— Start of The input —

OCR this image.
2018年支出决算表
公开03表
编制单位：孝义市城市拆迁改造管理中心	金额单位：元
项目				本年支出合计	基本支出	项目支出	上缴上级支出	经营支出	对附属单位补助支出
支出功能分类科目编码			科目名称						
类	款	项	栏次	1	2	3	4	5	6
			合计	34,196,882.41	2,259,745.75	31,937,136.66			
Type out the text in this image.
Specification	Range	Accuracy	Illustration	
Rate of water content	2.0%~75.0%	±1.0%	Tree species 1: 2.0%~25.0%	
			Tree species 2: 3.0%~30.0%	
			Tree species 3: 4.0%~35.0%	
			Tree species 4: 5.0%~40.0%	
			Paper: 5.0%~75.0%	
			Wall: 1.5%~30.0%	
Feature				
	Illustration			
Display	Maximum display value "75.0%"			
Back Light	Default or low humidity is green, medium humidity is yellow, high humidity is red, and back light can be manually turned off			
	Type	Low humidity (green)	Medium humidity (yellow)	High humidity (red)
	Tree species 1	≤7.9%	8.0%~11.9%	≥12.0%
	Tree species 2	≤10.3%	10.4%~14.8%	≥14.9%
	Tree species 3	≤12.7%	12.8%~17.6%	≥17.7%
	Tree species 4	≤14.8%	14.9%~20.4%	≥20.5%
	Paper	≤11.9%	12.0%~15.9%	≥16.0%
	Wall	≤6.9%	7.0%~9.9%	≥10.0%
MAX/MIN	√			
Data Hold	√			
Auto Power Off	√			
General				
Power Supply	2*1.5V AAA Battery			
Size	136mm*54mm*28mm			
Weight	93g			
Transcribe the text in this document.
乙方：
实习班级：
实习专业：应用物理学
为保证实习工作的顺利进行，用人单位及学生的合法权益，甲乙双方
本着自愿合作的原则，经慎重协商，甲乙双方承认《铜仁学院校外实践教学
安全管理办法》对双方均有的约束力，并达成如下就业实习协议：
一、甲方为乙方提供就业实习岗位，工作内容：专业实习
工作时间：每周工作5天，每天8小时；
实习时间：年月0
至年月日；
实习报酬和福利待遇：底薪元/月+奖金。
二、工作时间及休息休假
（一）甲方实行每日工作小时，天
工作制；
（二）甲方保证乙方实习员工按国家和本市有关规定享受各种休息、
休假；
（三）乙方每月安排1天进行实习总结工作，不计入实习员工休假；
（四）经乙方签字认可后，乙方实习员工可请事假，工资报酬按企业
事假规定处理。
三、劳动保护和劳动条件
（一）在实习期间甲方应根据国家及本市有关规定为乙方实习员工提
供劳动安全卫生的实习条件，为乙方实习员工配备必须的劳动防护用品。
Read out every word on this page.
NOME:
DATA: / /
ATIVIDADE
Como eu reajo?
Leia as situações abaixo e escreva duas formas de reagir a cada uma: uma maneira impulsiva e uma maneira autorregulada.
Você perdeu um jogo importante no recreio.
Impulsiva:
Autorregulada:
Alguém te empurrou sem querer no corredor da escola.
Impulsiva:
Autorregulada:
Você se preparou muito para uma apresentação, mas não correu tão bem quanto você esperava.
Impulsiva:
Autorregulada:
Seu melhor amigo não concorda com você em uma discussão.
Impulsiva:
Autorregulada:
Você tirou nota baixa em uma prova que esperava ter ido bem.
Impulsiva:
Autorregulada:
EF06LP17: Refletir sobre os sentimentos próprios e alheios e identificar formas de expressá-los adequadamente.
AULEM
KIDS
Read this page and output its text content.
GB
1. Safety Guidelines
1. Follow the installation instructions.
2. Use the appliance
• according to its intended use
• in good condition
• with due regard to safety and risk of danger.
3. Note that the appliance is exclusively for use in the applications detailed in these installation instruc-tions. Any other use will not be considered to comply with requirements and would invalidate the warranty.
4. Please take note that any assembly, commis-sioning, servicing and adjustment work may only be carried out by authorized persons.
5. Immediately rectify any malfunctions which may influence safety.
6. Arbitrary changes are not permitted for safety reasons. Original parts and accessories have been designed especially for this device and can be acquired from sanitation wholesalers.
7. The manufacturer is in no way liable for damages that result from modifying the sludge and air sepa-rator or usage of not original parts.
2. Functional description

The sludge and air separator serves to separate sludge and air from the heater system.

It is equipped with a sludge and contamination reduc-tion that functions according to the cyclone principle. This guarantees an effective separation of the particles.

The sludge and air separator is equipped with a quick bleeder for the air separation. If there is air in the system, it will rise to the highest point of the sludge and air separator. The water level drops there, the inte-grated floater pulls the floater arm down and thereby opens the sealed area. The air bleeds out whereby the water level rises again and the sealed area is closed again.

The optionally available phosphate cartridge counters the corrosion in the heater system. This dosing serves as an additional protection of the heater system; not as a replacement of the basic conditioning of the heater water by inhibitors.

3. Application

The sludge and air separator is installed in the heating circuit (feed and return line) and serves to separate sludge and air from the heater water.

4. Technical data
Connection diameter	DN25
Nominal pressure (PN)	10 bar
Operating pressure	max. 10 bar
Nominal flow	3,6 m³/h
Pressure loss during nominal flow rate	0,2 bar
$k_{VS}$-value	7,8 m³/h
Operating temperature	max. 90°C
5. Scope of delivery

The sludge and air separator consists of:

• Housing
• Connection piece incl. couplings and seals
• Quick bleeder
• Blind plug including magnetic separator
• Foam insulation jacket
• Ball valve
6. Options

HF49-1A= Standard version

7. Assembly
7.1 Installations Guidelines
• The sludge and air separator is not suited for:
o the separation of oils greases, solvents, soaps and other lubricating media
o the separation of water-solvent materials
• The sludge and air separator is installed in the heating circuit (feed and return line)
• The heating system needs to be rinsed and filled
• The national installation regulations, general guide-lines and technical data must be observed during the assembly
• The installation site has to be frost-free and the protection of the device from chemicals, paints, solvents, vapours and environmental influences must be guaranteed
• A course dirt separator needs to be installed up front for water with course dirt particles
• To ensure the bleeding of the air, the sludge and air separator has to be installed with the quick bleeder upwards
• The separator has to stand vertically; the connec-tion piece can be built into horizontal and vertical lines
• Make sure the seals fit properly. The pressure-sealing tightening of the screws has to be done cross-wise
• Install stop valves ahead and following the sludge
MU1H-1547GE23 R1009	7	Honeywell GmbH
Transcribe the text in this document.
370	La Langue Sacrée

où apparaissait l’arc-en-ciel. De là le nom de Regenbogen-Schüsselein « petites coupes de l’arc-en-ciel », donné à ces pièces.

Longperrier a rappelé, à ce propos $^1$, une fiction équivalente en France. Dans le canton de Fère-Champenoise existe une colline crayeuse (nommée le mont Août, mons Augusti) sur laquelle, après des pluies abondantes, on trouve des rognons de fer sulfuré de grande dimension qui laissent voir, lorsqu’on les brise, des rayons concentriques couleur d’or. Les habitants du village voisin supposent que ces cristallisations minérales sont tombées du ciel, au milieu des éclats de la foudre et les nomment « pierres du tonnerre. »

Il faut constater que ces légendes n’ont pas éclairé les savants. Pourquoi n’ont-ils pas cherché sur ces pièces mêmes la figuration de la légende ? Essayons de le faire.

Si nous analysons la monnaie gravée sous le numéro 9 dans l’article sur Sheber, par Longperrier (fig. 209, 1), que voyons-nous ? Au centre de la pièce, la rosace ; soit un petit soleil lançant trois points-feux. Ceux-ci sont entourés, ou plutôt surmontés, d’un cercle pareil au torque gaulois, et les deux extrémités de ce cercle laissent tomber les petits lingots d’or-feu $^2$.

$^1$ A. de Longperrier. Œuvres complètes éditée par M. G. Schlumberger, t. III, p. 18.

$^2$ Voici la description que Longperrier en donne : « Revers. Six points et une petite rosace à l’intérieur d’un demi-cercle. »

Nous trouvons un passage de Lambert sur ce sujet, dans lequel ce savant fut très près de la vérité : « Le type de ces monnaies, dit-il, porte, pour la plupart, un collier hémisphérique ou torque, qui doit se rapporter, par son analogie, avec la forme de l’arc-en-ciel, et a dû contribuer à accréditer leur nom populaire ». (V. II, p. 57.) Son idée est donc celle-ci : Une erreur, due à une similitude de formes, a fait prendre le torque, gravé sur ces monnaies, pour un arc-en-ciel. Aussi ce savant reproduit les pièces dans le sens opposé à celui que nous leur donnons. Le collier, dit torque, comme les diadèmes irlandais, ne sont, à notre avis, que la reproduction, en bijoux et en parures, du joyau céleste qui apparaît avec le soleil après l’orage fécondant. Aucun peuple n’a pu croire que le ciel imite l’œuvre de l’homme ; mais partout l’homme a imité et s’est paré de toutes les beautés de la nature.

— End of The input —

* [Work to be completed]: Tally the lines of the listing in which the word "needs" occurs, and state the total alone.

* [Solution for this problem]: 2